◆ PROMPT: Find every line in the records that holds the string "Wall". Copy each one.
++++++++++++++++++++
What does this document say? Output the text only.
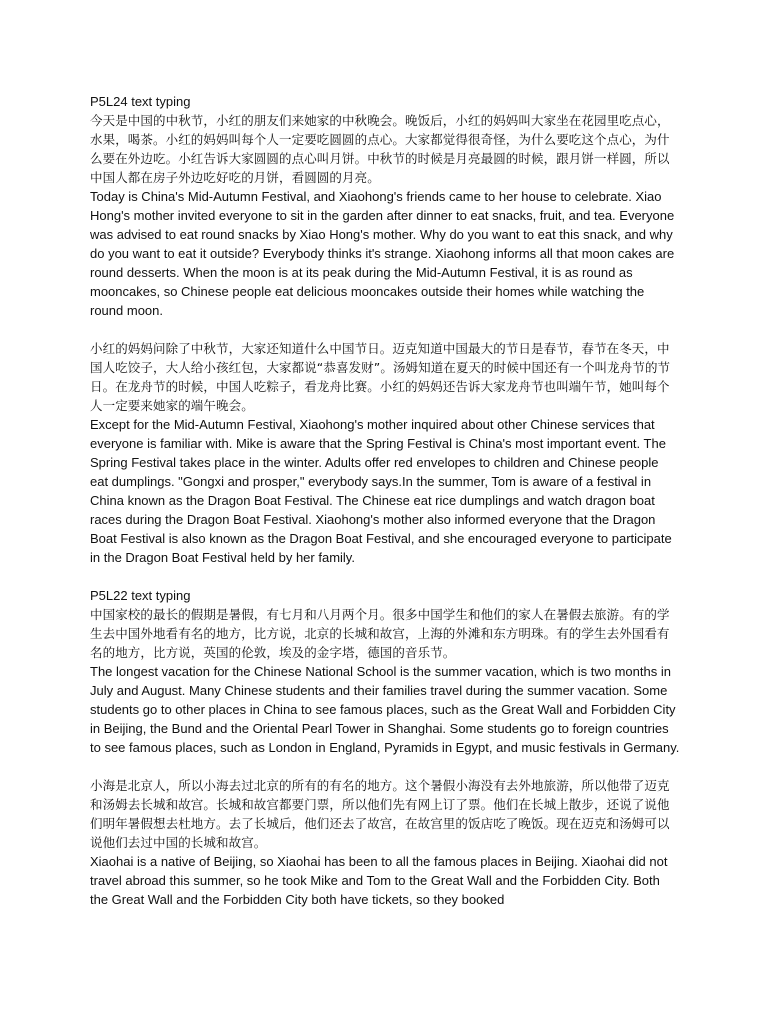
P5L24 text typing

今天是中国的中秋节，小红的朋友们来她家的中秋晚会。晚饭后，小红的妈妈叫大家坐在花园里吃点心，水果，喝茶。小红的妈妈叫每个人一定要吃圆圆的点心。大家都觉得很奇怪，为什么要吃这个点心，为什么要在外边吃。小红告诉大家圆圆的点心叫月饼。中秋节的时候是月亮最圆的时候，跟月饼一样圆，所以中国人都在房子外边吃好吃的月饼，看圆圆的月亮。

Today is China's Mid-Autumn Festival, and Xiaohong's friends came to her house to celebrate. Xiao Hong's mother invited everyone to sit in the garden after dinner to eat snacks, fruit, and tea. Everyone was advised to eat round snacks by Xiao Hong's mother. Why do you want to eat this snack, and why do you want to eat it outside? Everybody thinks it's strange. Xiaohong informs all that moon cakes are round desserts. When the moon is at its peak during the Mid-Autumn Festival, it is as round as mooncakes, so Chinese people eat delicious mooncakes outside their homes while watching the round moon.

小红的妈妈问除了中秋节，大家还知道什么中国节日。迈克知道中国最大的节日是春节，春节在冬天，中国人吃饺子，大人给小孩红包，大家都说“恭喜发财”。汤姆知道在夏天的时候中国还有一个叫龙舟节的节日。在龙舟节的时候，中国人吃粽子，看龙舟比赛。小红的妈妈还告诉大家龙舟节也叫端午节，她叫每个人一定要来她家的端午晚会。

Except for the Mid-Autumn Festival, Xiaohong's mother inquired about other Chinese services that everyone is familiar with. Mike is aware that the Spring Festival is China's most important event. The Spring Festival takes place in the winter. Adults offer red envelopes to children and Chinese people eat dumplings. "Gongxi and prosper," everybody says.In the summer, Tom is aware of a festival in China known as the Dragon Boat Festival. The Chinese eat rice dumplings and watch dragon boat races during the Dragon Boat Festival. Xiaohong's mother also informed everyone that the Dragon Boat Festival is also known as the Dragon Boat Festival, and she encouraged everyone to participate in the Dragon Boat Festival held by her family.

P5L22 text typing

中国家校的最长的假期是暑假，有七月和八月两个月。很多中国学生和他们的家人在暑假去旅游。有的学生去中国外地看有名的地方，比方说，北京的长城和故宫，上海的外滩和东方明珠。有的学生去外国看有名的地方，比方说，英国的伦敦，埃及的金字塔，德国的音乐节。

The longest vacation for the Chinese National School is the summer vacation, which is two months in July and August. Many Chinese students and their families travel during the summer vacation. Some students go to other places in China to see famous places, such as the Great Wall and Forbidden City in Beijing, the Bund and the Oriental Pearl Tower in Shanghai. Some students go to foreign countries to see famous places, such as London in England, Pyramids in Egypt, and music festivals in Germany.

小海是北京人，所以小海去过北京的所有的有名的地方。这个暑假小海没有去外地旅游，所以他带了迈克和汤姆去长城和故宫。长城和故宫都要门票，所以他们先有网上订了票。他们在长城上散步，还说了说他们明年暑假想去杜地方。去了长城后，他们还去了故宫，在故宫里的饭店吃了晚饭。现在迈克和汤姆可以说他们去过中国的长城和故宫。

Xiaohai is a native of Beijing, so Xiaohai has been to all the famous places in Beijing. Xiaohai did not travel abroad this summer, so he took Mike and Tom to the Great Wall and the Forbidden City. Both the Great Wall and the Forbidden City both have tickets, so they booked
++++++++++++++++++++
◆ WORKED ANSWER:
The longest vacation for the Chinese National School is the summer vacation, which is two months in July and August. Many Chinese students and their families travel during the summer vacation. Some students go to other places in China to see famous places, such as the Great Wall and Forbidden City in Beijing, the Bund and the Oriental Pearl Tower in Shanghai. Some students go to foreign countries to see famous places, such as London in England, Pyramids in Egypt, and music festivals in Germany.
Xiaohai is a native of Beijing, so Xiaohai has been to all the famous places in Beijing. Xiaohai did not travel abroad this summer, so he took Mike and Tom to the Great Wall and the Forbidden City. Both the Great Wall and the Forbidden City both have tickets, so they booked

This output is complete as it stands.